**Problem statement:**
Tell me how many lines hold "file", please, using only the number.

**Record excerpts:**
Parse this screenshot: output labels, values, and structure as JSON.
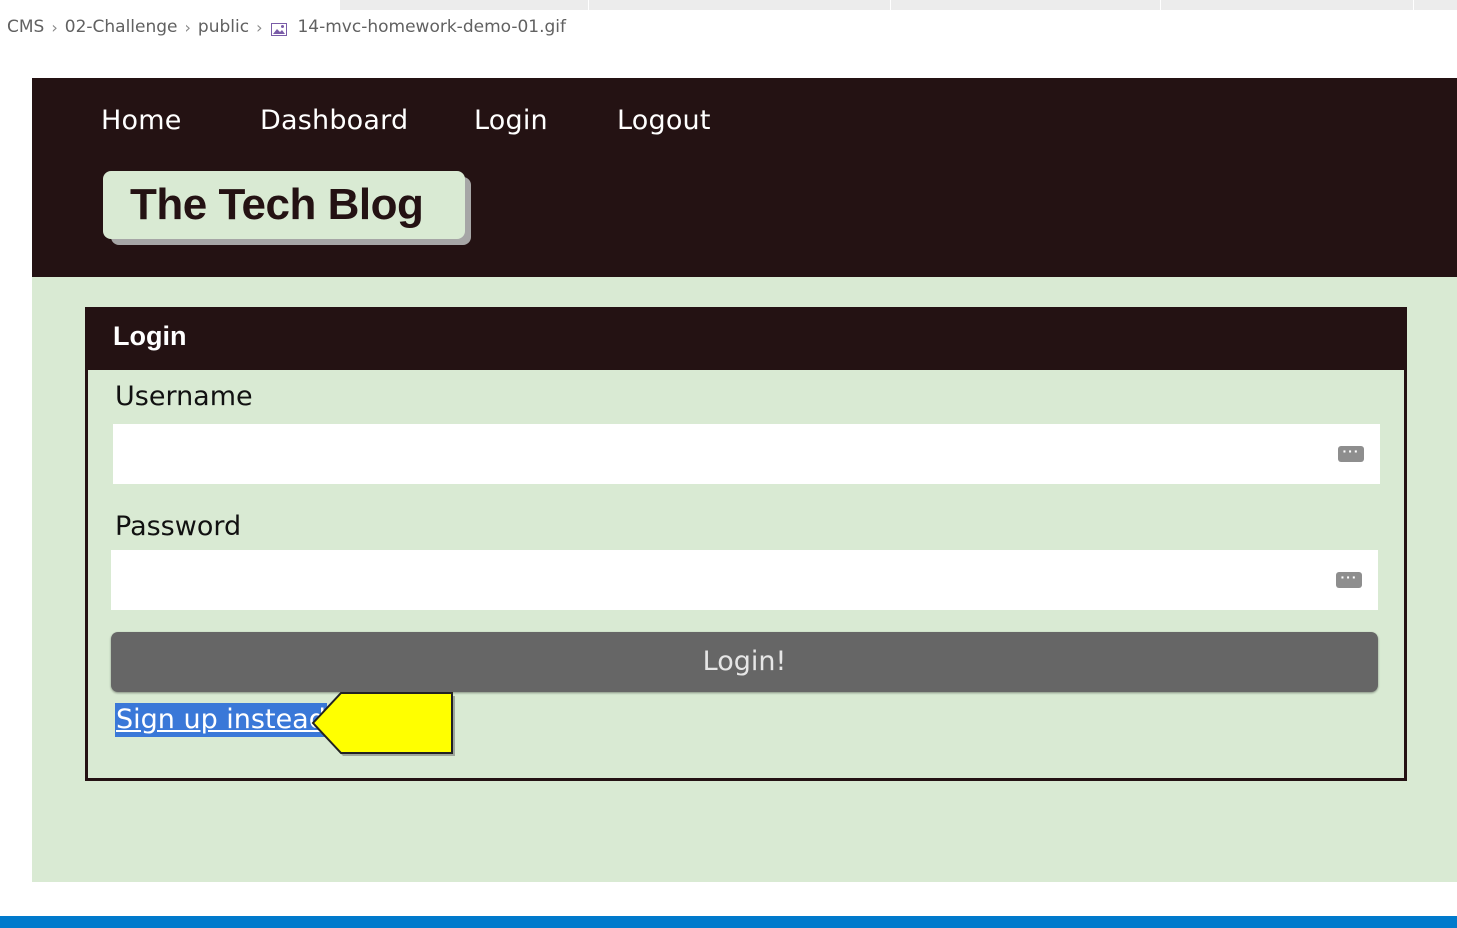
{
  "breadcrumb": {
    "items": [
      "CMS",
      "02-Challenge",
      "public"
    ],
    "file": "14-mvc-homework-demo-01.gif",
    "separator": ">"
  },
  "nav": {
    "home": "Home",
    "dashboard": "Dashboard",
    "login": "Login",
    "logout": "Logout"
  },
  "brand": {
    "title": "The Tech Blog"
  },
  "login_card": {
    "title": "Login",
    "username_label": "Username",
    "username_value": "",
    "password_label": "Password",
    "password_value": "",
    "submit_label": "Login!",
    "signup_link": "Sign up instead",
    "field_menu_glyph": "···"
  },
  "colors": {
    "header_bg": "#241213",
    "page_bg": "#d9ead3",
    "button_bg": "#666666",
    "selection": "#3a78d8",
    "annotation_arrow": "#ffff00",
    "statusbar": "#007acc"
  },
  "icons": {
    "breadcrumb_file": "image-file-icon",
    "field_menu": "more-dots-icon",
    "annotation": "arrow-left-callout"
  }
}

**Response to this exercise:**
2